++++ DATA FOR PROCESSING

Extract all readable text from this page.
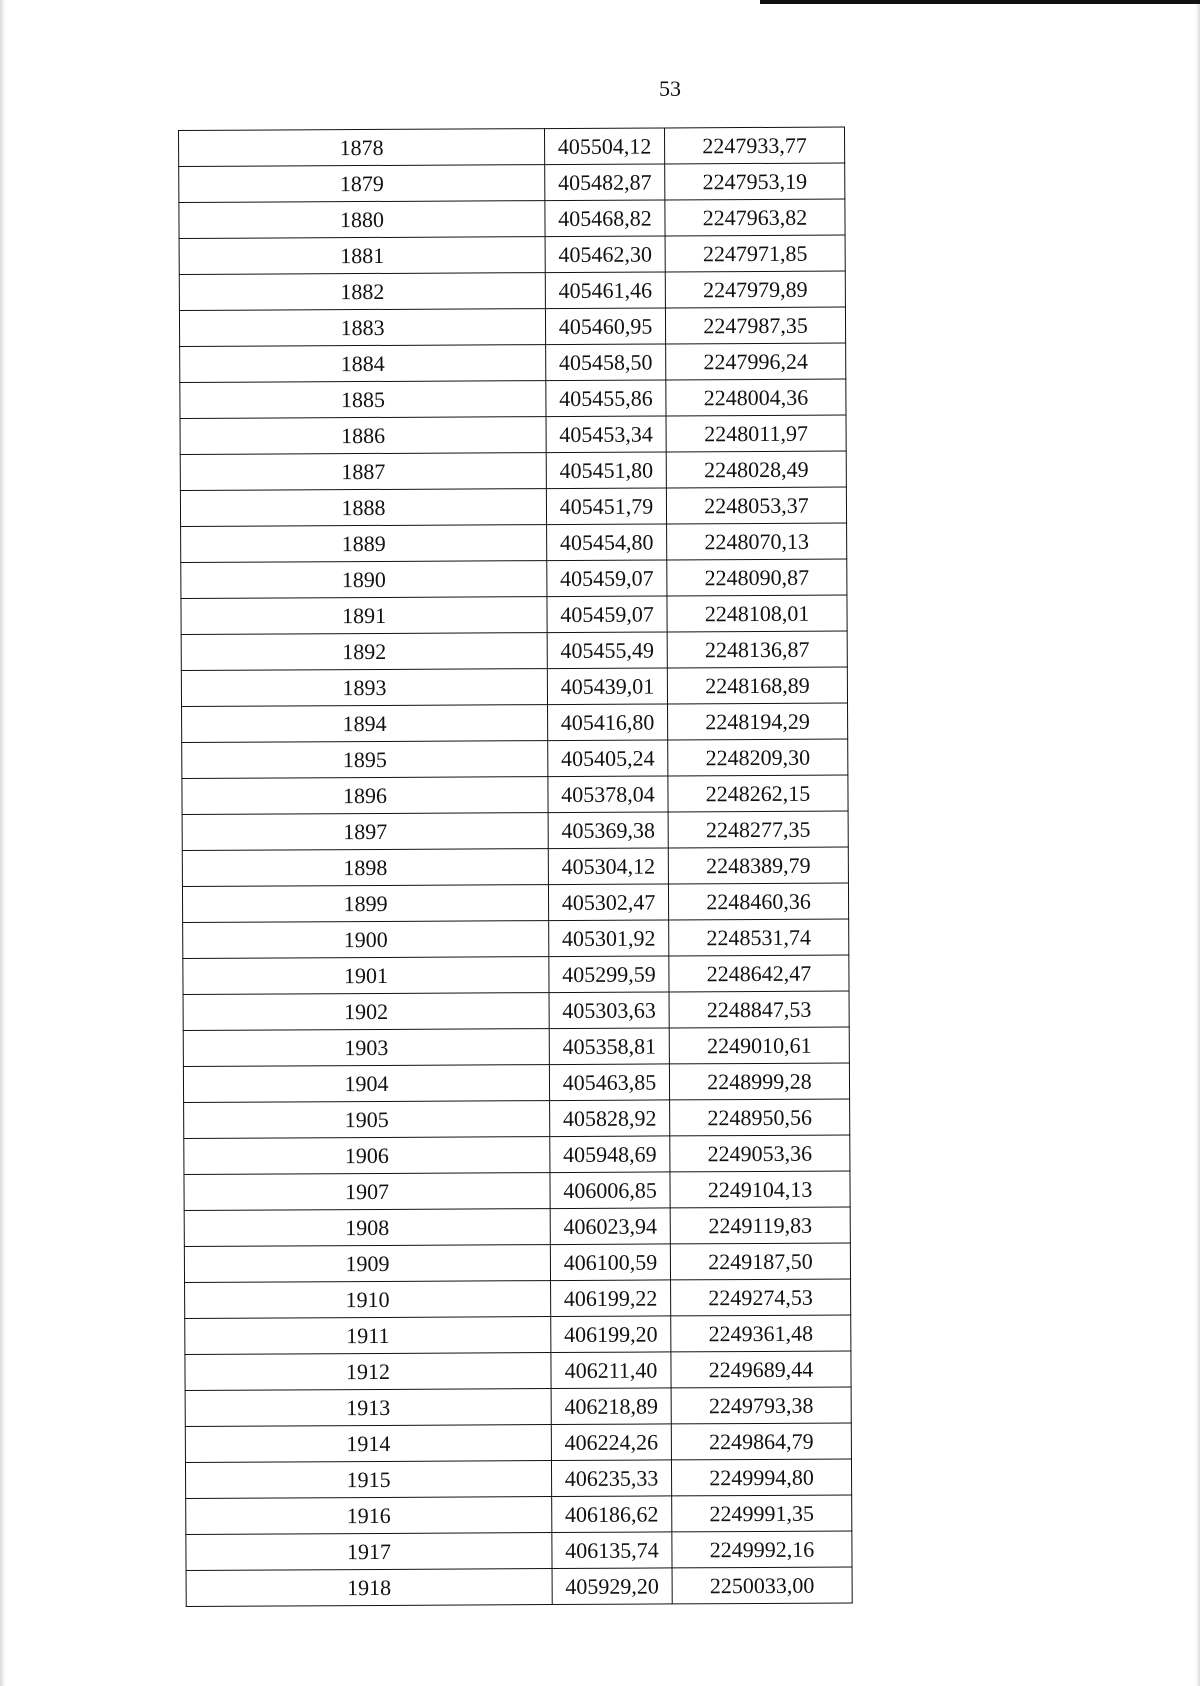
53
1878	405504,12	2247933,77
1879	405482,87	2247953,19
1880	405468,82	2247963,82
1881	405462,30	2247971,85
1882	405461,46	2247979,89
1883	405460,95	2247987,35
1884	405458,50	2247996,24
1885	405455,86	2248004,36
1886	405453,34	2248011,97
1887	405451,80	2248028,49
1888	405451,79	2248053,37
1889	405454,80	2248070,13
1890	405459,07	2248090,87
1891	405459,07	2248108,01
1892	405455,49	2248136,87
1893	405439,01	2248168,89
1894	405416,80	2248194,29
1895	405405,24	2248209,30
1896	405378,04	2248262,15
1897	405369,38	2248277,35
1898	405304,12	2248389,79
1899	405302,47	2248460,36
1900	405301,92	2248531,74
1901	405299,59	2248642,47
1902	405303,63	2248847,53
1903	405358,81	2249010,61
1904	405463,85	2248999,28
1905	405828,92	2248950,56
1906	405948,69	2249053,36
1907	406006,85	2249104,13
1908	406023,94	2249119,83
1909	406100,59	2249187,50
1910	406199,22	2249274,53
1911	406199,20	2249361,48
1912	406211,40	2249689,44
1913	406218,89	2249793,38
1914	406224,26	2249864,79
1915	406235,33	2249994,80
1916	406186,62	2249991,35
1917	406135,74	2249992,16
1918	405929,20	2250033,00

++++++++

Write out the records above exactly as they stand, leaving out every picture.

Extract all readable text from this page.
53
1878	405504,12	2247933,77
1879	405482,87	2247953,19
1880	405468,82	2247963,82
1881	405462,30	2247971,85
1882	405461,46	2247979,89
1883	405460,95	2247987,35
1884	405458,50	2247996,24
1885	405455,86	2248004,36
1886	405453,34	2248011,97
1887	405451,80	2248028,49
1888	405451,79	2248053,37
1889	405454,80	2248070,13
1890	405459,07	2248090,87
1891	405459,07	2248108,01
1892	405455,49	2248136,87
1893	405439,01	2248168,89
1894	405416,80	2248194,29
1895	405405,24	2248209,30
1896	405378,04	2248262,15
1897	405369,38	2248277,35
1898	405304,12	2248389,79
1899	405302,47	2248460,36
1900	405301,92	2248531,74
1901	405299,59	2248642,47
1902	405303,63	2248847,53
1903	405358,81	2249010,61
1904	405463,85	2248999,28
1905	405828,92	2248950,56
1906	405948,69	2249053,36
1907	406006,85	2249104,13
1908	406023,94	2249119,83
1909	406100,59	2249187,50
1910	406199,22	2249274,53
1911	406199,20	2249361,48
1912	406211,40	2249689,44
1913	406218,89	2249793,38
1914	406224,26	2249864,79
1915	406235,33	2249994,80
1916	406186,62	2249991,35
1917	406135,74	2249992,16
1918	405929,20	2250033,00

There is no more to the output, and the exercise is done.